Goal: Transcribe the material word for word, but without the images.

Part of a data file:

··········

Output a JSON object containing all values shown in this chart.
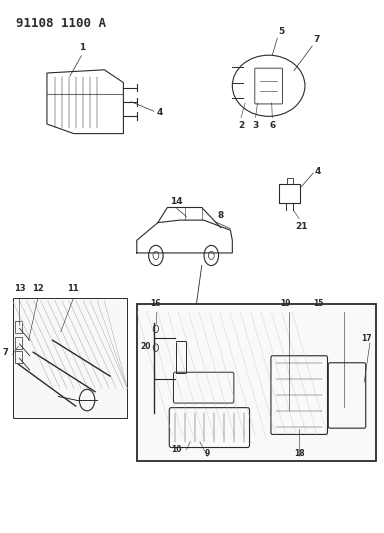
{
  "title": "91108 1100 A",
  "bg_color": "#ffffff",
  "line_color": "#2a2a2a",
  "title_fontsize": 9,
  "title_fontweight": "bold"
}
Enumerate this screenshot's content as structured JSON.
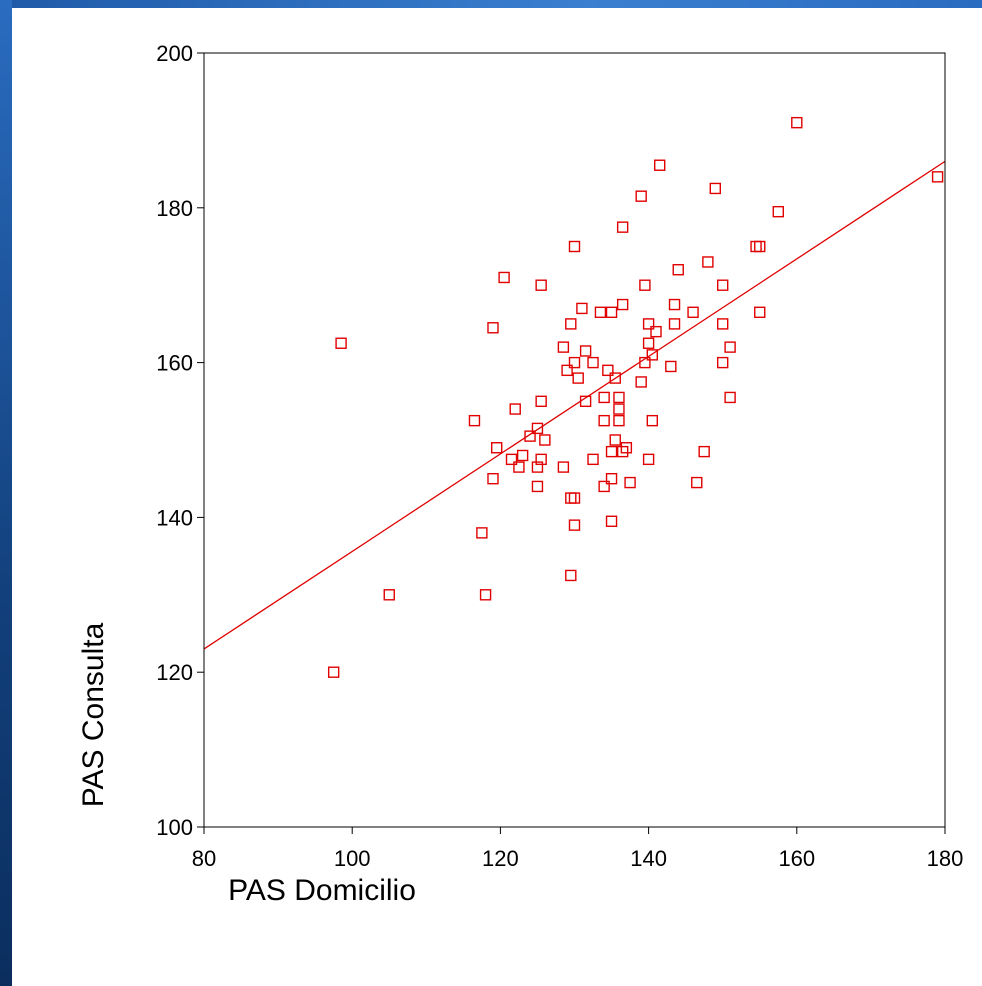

··········

Reply to the task:
Output a JSON object containing all values shown in this chart.
{
  "title": "91108 1100 A",
  "bg_color": "#ffffff",
  "line_color": "#2a2a2a",
  "title_fontsize": 9,
  "title_fontweight": "bold"
}
Enumerate this screenshot's content as structured JSON.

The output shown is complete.